• _Written exercise_:
Update the lines starting at the one that contains "convex-approximation-curve bbox=[457, 175, 723, 304]" and ending at the one that contains "convex-approximation-label: univariate convex" by changing "approximation point" to "expansion point". Keep everything else the same.

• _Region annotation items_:
---*---

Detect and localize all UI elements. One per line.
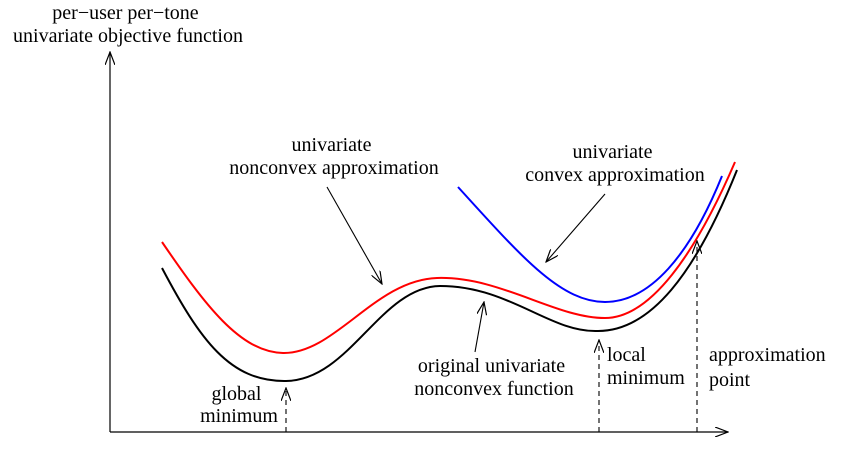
convex-approximation-curve bbox=[457, 175, 723, 304]
approximation-point-label: approximation point bbox=[709, 344, 831, 391]
original-function-pointer bbox=[474, 302, 484, 353]
y-axis-title: per−user per−tone univariate objective f… bbox=[13, 2, 243, 47]
nonconvex-approx-pointer bbox=[326, 186, 382, 284]
nonconvex-approximation-label-line-2: nonconvex approximation bbox=[229, 157, 438, 179]
y-axis-title-line-1: per−user per−tone bbox=[52, 2, 199, 24]
original-function-label-line-2: nonconvex function bbox=[414, 378, 573, 400]
local-minimum-label-line-1: local bbox=[607, 344, 646, 366]
approximation-point-label-line-1: approximation bbox=[709, 344, 826, 366]
convex-approximation-label-line-1: univariate bbox=[573, 141, 653, 163]
original-function-curve bbox=[161, 169, 738, 383]
nonconvex-approximation-curve bbox=[161, 161, 736, 355]
original-function-label-line-1: original univariate bbox=[418, 355, 565, 377]
y-axis-title-line-2: univariate objective function bbox=[13, 25, 243, 47]
local-minimum-label: local minimum bbox=[607, 344, 685, 389]
global-minimum-label-line-2: minimum bbox=[200, 405, 278, 427]
convex-approximation-label-line-2: convex approximation bbox=[525, 164, 704, 186]
local-minimum-label-line-2: minimum bbox=[607, 367, 685, 389]
convex-approximation-label: univariate convex approximation bbox=[525, 141, 704, 186]
approximation-point-label-line-2: point bbox=[709, 369, 751, 391]
original-function-label: original univariate nonconvex function bbox=[414, 355, 573, 400]
nonconvex-approximation-label-line-1: univariate bbox=[292, 134, 372, 156]
convex-approx-pointer bbox=[546, 193, 606, 262]
nonconvex-approximation-label: univariate nonconvex approximation bbox=[229, 134, 438, 179]
global-minimum-label-line-1: global bbox=[212, 383, 262, 405]
global-minimum-label: global minimum bbox=[200, 383, 278, 427]
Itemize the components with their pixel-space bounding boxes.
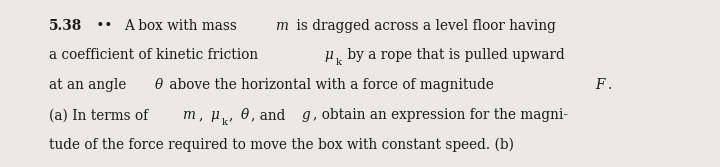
Text: , obtain an expression for the magni-: , obtain an expression for the magni- xyxy=(312,108,567,122)
Text: m: m xyxy=(275,19,288,33)
Text: at an angle: at an angle xyxy=(49,78,131,92)
Text: above the horizontal with a force of magnitude: above the horizontal with a force of mag… xyxy=(165,78,498,92)
Text: μ: μ xyxy=(210,108,220,122)
Text: k: k xyxy=(336,58,342,67)
Text: .: . xyxy=(608,78,611,92)
Text: tude of the force required to move the box with constant speed. (b): tude of the force required to move the b… xyxy=(49,138,514,152)
Text: θ: θ xyxy=(155,78,163,92)
Text: g: g xyxy=(302,108,310,122)
Text: ,: , xyxy=(230,108,238,122)
Text: F: F xyxy=(595,78,605,92)
Text: ,: , xyxy=(199,108,208,122)
Text: θ: θ xyxy=(240,108,249,122)
Text: by a rope that is pulled upward: by a rope that is pulled upward xyxy=(343,48,565,62)
Text: μ: μ xyxy=(325,48,333,62)
Text: , and: , and xyxy=(251,108,290,122)
Text: (a) In terms of: (a) In terms of xyxy=(49,108,153,122)
Text: A box with mass: A box with mass xyxy=(124,19,241,33)
Text: ••: •• xyxy=(92,19,117,33)
Text: 5.38: 5.38 xyxy=(49,19,82,33)
Text: is dragged across a level floor having: is dragged across a level floor having xyxy=(292,19,556,33)
Text: a coefficient of kinetic friction: a coefficient of kinetic friction xyxy=(49,48,263,62)
Text: k: k xyxy=(222,118,228,127)
Text: m: m xyxy=(182,108,195,122)
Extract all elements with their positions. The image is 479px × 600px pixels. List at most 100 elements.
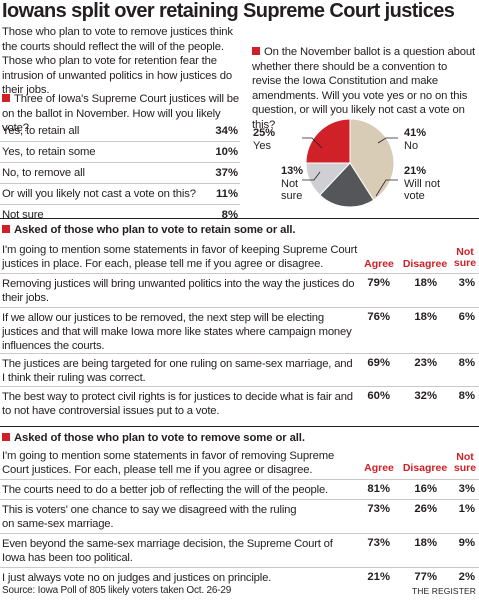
retain-col-not-sure: Not sure — [452, 247, 478, 269]
q1-row: Yes, to retain some 10% — [0, 142, 240, 163]
remove-row: This is voters' one chance to say we dis… — [0, 499, 479, 534]
remove-row: The courts need to do a better job of re… — [0, 479, 479, 500]
pie-slice-yes — [305, 118, 351, 164]
pie-label-will-not-pct: 21% — [404, 165, 427, 177]
section-divider — [0, 426, 479, 427]
retain-row: If we allow our justices to be removed, … — [0, 307, 479, 354]
q2-question: On the November ballot is a question abo… — [252, 45, 477, 133]
remove-agree-value: 81% — [367, 483, 390, 495]
retain-row: The best way to protect civil rights is … — [0, 386, 479, 425]
leader-line-yes — [302, 137, 323, 149]
remove-col-disagree: Disagree — [402, 462, 448, 474]
remove-not-sure-value: 9% — [458, 537, 475, 549]
remove-not-sure-value: 3% — [458, 483, 475, 495]
remove-disagree-value: 16% — [414, 483, 437, 495]
retain-statement: If we allow our justices to be removed, … — [2, 312, 352, 353]
retain-statement: The justices are being targeted for one … — [2, 358, 353, 385]
pie-label-will-not-line2: vote — [404, 190, 425, 202]
pie-label-yes: 25% Yes — [253, 127, 275, 152]
remove-heading-text: Asked of those who plan to vote to remov… — [14, 432, 305, 444]
q1-row: Or will you likely not cast a vote on th… — [0, 184, 240, 205]
retain-row: Removing justices will bring unwanted po… — [0, 273, 479, 308]
q1-row-label: Yes, to retain some — [2, 146, 96, 158]
retain-agree-value: 79% — [367, 277, 390, 289]
red-square-bullet-icon — [2, 94, 10, 102]
retain-heading: Asked of those who plan to vote to retai… — [2, 224, 296, 236]
pie-slice-will-not-vote — [319, 162, 375, 208]
retain-disagree-value: 23% — [414, 357, 437, 369]
retain-not-sure-value: 8% — [458, 357, 475, 369]
retain-not-sure-value: 8% — [458, 390, 475, 402]
remove-row: I just always vote no on judges and just… — [0, 567, 479, 586]
retain-agree-value: 60% — [367, 390, 390, 402]
retain-col-agree: Agree — [364, 258, 394, 270]
remove-agree-value: 73% — [367, 537, 390, 549]
red-square-bullet-icon — [2, 225, 10, 233]
section-divider — [0, 218, 479, 219]
remove-not-sure-value: 2% — [458, 571, 475, 583]
retain-heading-text: Asked of those who plan to vote to retai… — [14, 224, 296, 236]
q1-row-value: 34% — [215, 125, 238, 137]
remove-statement: The courts need to do a better job of re… — [2, 484, 328, 496]
remove-heading: Asked of those who plan to vote to remov… — [2, 432, 305, 444]
retain-agree-value: 69% — [367, 357, 390, 369]
q1-row-value: 11% — [216, 188, 238, 200]
pie-label-not-sure-pct: 13% — [281, 165, 304, 177]
q1-table: Yes, to retain all 34% Yes, to retain som… — [0, 121, 240, 225]
pie-label-no-pct: 41% — [404, 127, 427, 139]
pie-label-not-sure-line1: Not — [281, 177, 299, 190]
retain-row: The justices are being targeted for one … — [0, 353, 479, 387]
pie-label-not-sure: 13% Not sure — [281, 165, 303, 203]
retain-disagree-value: 18% — [414, 311, 437, 323]
q1-row-value: 37% — [215, 167, 238, 179]
pie-label-yes-text: Yes — [253, 139, 271, 152]
pie-label-will-not-line1: Will not — [404, 177, 441, 190]
source-note: Source: Iowa Poll of 805 likely voters t… — [2, 585, 232, 596]
q1-row-value: 10% — [215, 146, 238, 158]
pie-label-will-not: 21% Will not vote — [404, 165, 440, 203]
red-square-bullet-icon — [2, 433, 10, 441]
intro-text: Those who plan to vote to remove justice… — [2, 26, 233, 97]
remove-disagree-value: 26% — [414, 503, 437, 515]
remove-disagree-value: 77% — [414, 571, 437, 583]
retain-statement: The best way to protect civil rights is … — [2, 391, 353, 418]
remove-statement: I just always vote no on judges and just… — [2, 572, 272, 584]
remove-col-agree: Agree — [364, 462, 394, 474]
remove-statement: Even beyond the same-sex marriage decisi… — [2, 538, 333, 565]
leader-line-no — [377, 137, 398, 144]
pie-label-no: 41% No — [404, 127, 426, 152]
retain-col-not-sure-line2: sure — [453, 257, 477, 269]
remove-agree-value: 21% — [367, 571, 390, 583]
pie-label-yes-pct: 25% — [253, 127, 276, 139]
pie-label-not-sure-line2: sure — [281, 190, 303, 202]
remove-intro: I'm going to mention some statements in … — [2, 450, 335, 477]
retain-agree-value: 76% — [367, 311, 390, 323]
retain-col-disagree: Disagree — [402, 258, 448, 270]
retain-disagree-value: 32% — [414, 390, 437, 402]
remove-agree-value: 73% — [367, 503, 390, 515]
remove-col-not-sure-line2: sure — [453, 462, 477, 474]
retain-disagree-value: 18% — [414, 277, 437, 289]
q1-row-label: Or will you likely not cast a vote on th… — [2, 188, 196, 200]
remove-col-not-sure-line1: Not — [456, 451, 474, 463]
pie-label-no-text: No — [404, 139, 419, 152]
q1-row: Yes, to retain all 34% — [0, 121, 240, 142]
q2-question-text: On the November ballot is a question abo… — [252, 46, 475, 131]
leader-line-will-not — [375, 179, 398, 197]
remove-not-sure-value: 1% — [458, 503, 475, 515]
q1-question-text: Three of Iowa's Supreme Court justices w… — [2, 93, 240, 135]
retain-statement: Removing justices will bring unwanted po… — [2, 278, 355, 305]
remove-col-not-sure: Not sure — [452, 452, 478, 474]
q1-row-label: No, to remove all — [2, 167, 85, 179]
retain-col-not-sure-line1: Not — [456, 246, 474, 258]
retain-not-sure-value: 6% — [458, 311, 475, 323]
remove-row: Even beyond the same-sex marriage decisi… — [0, 533, 479, 568]
leader-line-not-sure — [302, 171, 321, 181]
remove-statement: This is voters' one chance to say we dis… — [2, 504, 297, 531]
q1-row: No, to remove all 37% — [0, 163, 240, 184]
remove-disagree-value: 18% — [414, 537, 437, 549]
credit: THE REGISTER — [411, 586, 476, 596]
retain-intro: I'm going to mention some statements in … — [2, 244, 358, 271]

---*---

• _In response_:
convex-approximation-curve bbox=[457, 175, 723, 304]
approximation-point-label: expansion point bbox=[709, 344, 831, 391]
original-function-pointer bbox=[474, 302, 484, 353]
y-axis-title: per−user per−tone univariate objective f… bbox=[13, 2, 243, 47]
nonconvex-approx-pointer bbox=[326, 186, 382, 284]
nonconvex-approximation-label-line-2: nonconvex approximation bbox=[229, 157, 438, 179]
y-axis-title-line-1: per−user per−tone bbox=[52, 2, 199, 24]
original-function-label-line-2: nonconvex function bbox=[414, 378, 573, 400]
local-minimum-label-line-1: local bbox=[607, 344, 646, 366]
approximation-point-label-line-1: approximation bbox=[709, 344, 826, 366]
convex-approximation-label-line-1: univariate bbox=[573, 141, 653, 163]
original-function-curve bbox=[161, 169, 738, 383]
nonconvex-approximation-curve bbox=[161, 161, 736, 355]
original-function-label-line-1: original univariate bbox=[418, 355, 565, 377]
y-axis-title-line-2: univariate objective function bbox=[13, 25, 243, 47]
local-minimum-label: local minimum bbox=[607, 344, 685, 389]
global-minimum-label-line-2: minimum bbox=[200, 405, 278, 427]
convex-approximation-label-line-2: convex approximation bbox=[525, 164, 704, 186]
local-minimum-label-line-2: minimum bbox=[607, 367, 685, 389]
convex-approximation-label: univariate convex approximation bbox=[525, 141, 704, 186]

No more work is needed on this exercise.